Extract each line holding the word "with" from the entries.
________________
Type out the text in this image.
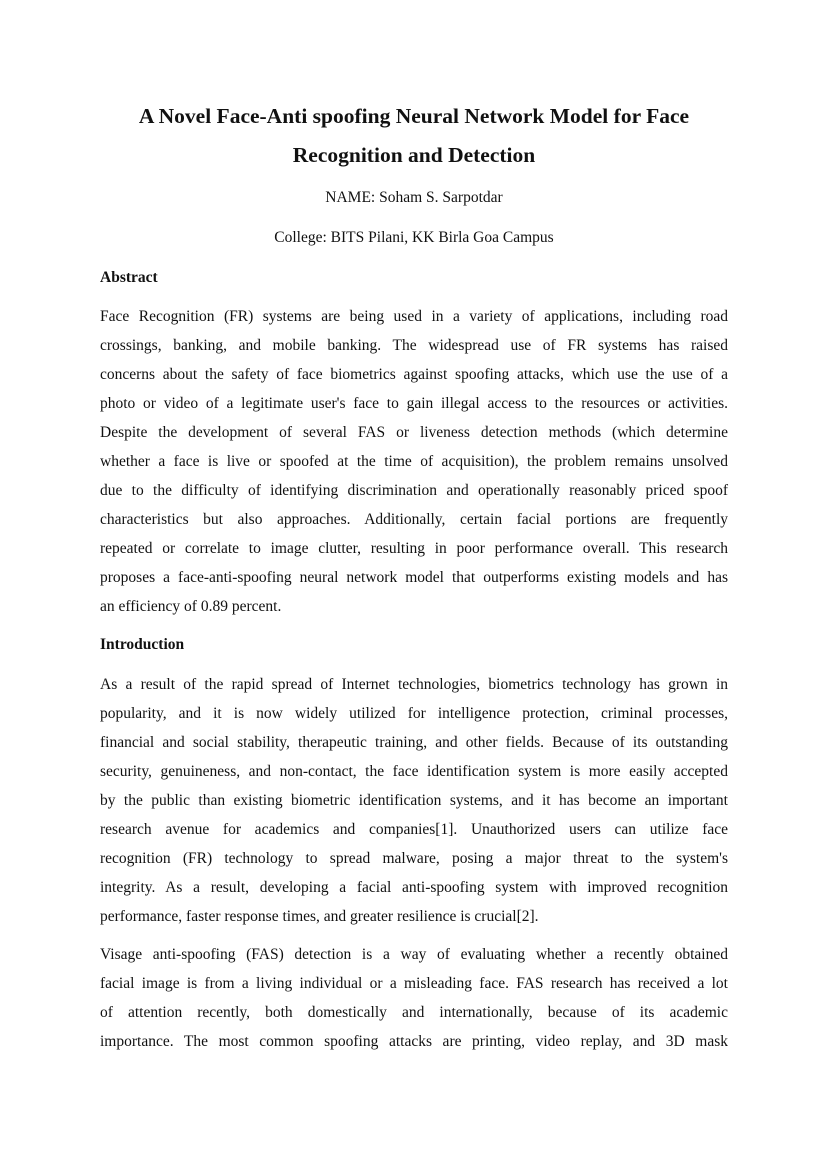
A Novel Face-Anti spoofing Neural Network Model for Face
Recognition and Detection

NAME: Soham S. Sarpotdar

College: BITS Pilani, KK Birla Goa Campus

Abstract
Face Recognition (FR) systems are being used in a variety of applications, including road
crossings, banking, and mobile banking. The widespread use of FR systems has raised
concerns about the safety of face biometrics against spoofing attacks, which use the use of a
photo or video of a legitimate user's face to gain illegal access to the resources or activities.
Despite the development of several FAS or liveness detection methods (which determine
whether a face is live or spoofed at the time of acquisition), the problem remains unsolved
due to the difficulty of identifying discrimination and operationally reasonably priced spoof
characteristics but also approaches. Additionally, certain facial portions are frequently
repeated or correlate to image clutter, resulting in poor performance overall. This research
proposes a face-anti-spoofing neural network model that outperforms existing models and has
an efficiency of 0.89 percent.
Introduction
As a result of the rapid spread of Internet technologies, biometrics technology has grown in
popularity, and it is now widely utilized for intelligence protection, criminal processes,
financial and social stability, therapeutic training, and other fields. Because of its outstanding
security, genuineness, and non-contact, the face identification system is more easily accepted
by the public than existing biometric identification systems, and it has become an important
research avenue for academics and companies[1]. Unauthorized users can utilize face
recognition (FR) technology to spread malware, posing a major threat to the system's
integrity. As a result, developing a facial anti-spoofing system with improved recognition
performance, faster response times, and greater resilience is crucial[2].
Visage anti-spoofing (FAS) detection is a way of evaluating whether a recently obtained
facial image is from a living individual or a misleading face. FAS research has received a lot
of attention recently, both domestically and internationally, because of its academic
importance. The most common spoofing attacks are printing, video replay, and 3D mask
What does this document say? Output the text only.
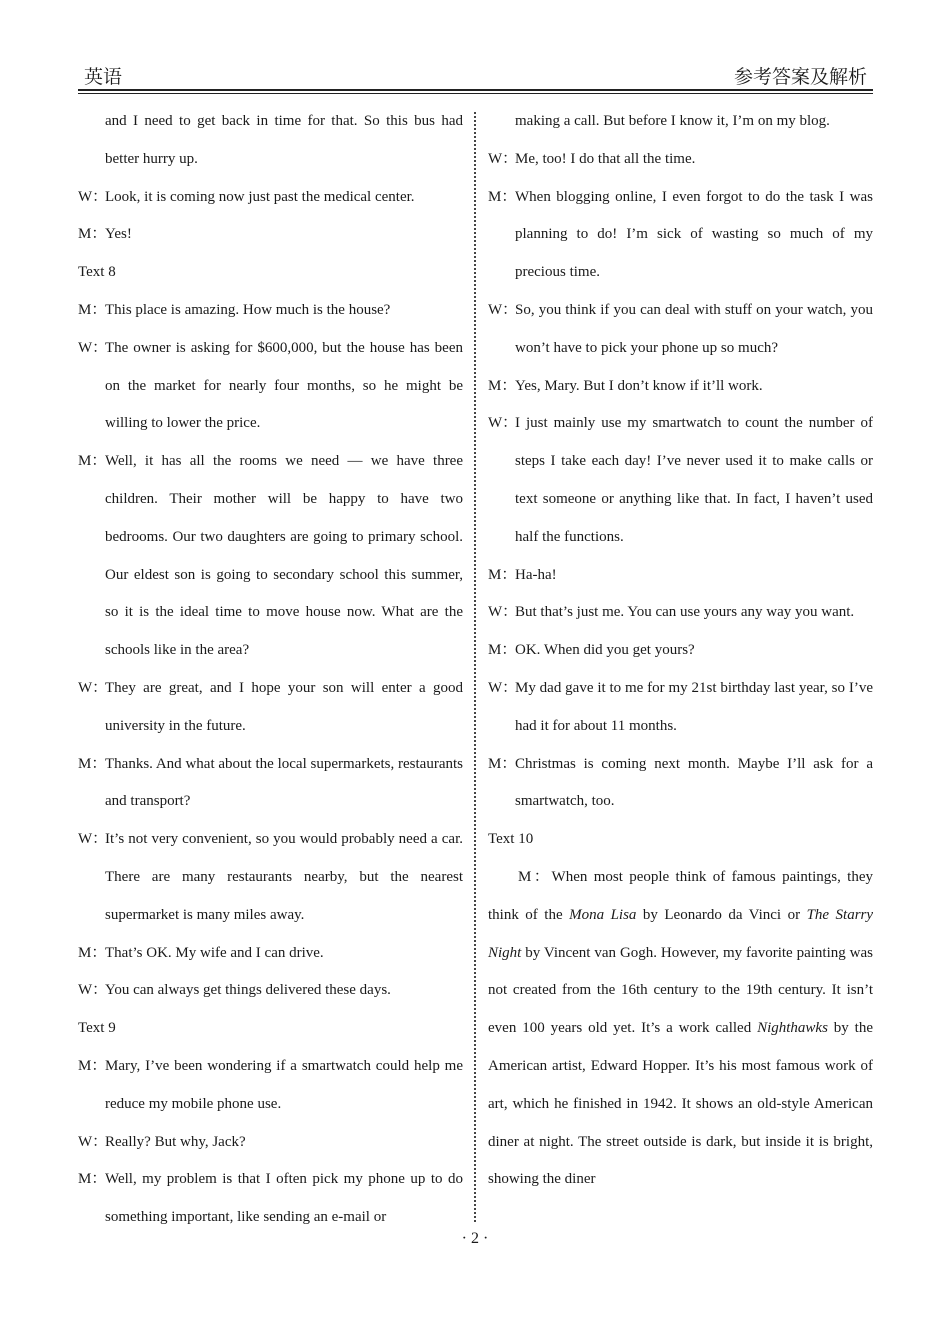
英语	参考答案及解析

and I need to get back in time for that. So this bus had better hurry up.

W：Look, it is coming now just past the medical center.

M：Yes!

Text 8

M：This place is amazing. How much is the house?

W：The owner is asking for $600,000, but the house has been on the market for nearly four months, so he might be willing to lower the price.

M：Well, it has all the rooms we need — we have three children. Their mother will be happy to have two bedrooms. Our two daughters are going to primary school. Our eldest son is going to secondary school this summer, so it is the ideal time to move house now. What are the schools like in the area?

W：They are great, and I hope your son will enter a good university in the future.

M：Thanks. And what about the local supermarkets, restaurants and transport?

W：It’s not very convenient, so you would probably need a car. There are many restaurants nearby, but the nearest supermarket is many miles away.

M：That’s OK. My wife and I can drive.

W：You can always get things delivered these days.

Text 9

M：Mary, I’ve been wondering if a smartwatch could help me reduce my mobile phone use.

W：Really? But why, Jack?

M：Well, my problem is that I often pick my phone up to do something important, like sending an e-mail or

making a call. But before I know it, I’m on my blog.

W：Me, too! I do that all the time.

M：When blogging online, I even forgot to do the task I was planning to do! I’m sick of wasting so much of my precious time.

W：So, you think if you can deal with stuff on your watch, you won’t have to pick your phone up so much?

M：Yes, Mary. But I don’t know if it’ll work.

W：I just mainly use my smartwatch to count the number of steps I take each day! I’ve never used it to make calls or text someone or anything like that. In fact, I haven’t used half the functions.

M：Ha-ha!

W：But that’s just me. You can use yours any way you want.

M：OK. When did you get yours?

W：My dad gave it to me for my 21st birthday last year, so I’ve had it for about 11 months.

M：Christmas is coming next month. Maybe I’ll ask for a smartwatch, too.

Text 10

M：When most people think of famous paintings, they think of the Mona Lisa by Leonardo da Vinci or The Starry Night by Vincent van Gogh. However, my favorite painting was not created from the 16th century to the 19th century. It isn’t even 100 years old yet. It’s a work called Nighthawks by the American artist, Edward Hopper. It’s his most famous work of art, which he finished in 1942. It shows an old-style American diner at night. The street outside is dark, but inside it is bright, showing the diner

· 2 ·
________________
▶ _EXPECTED OUTPUT_:
integrity. As a result, developing a facial anti-spoofing system with improved recognition
W：So, you think if you can deal with stuff on your watch, you won’t have to pick your phone up so much?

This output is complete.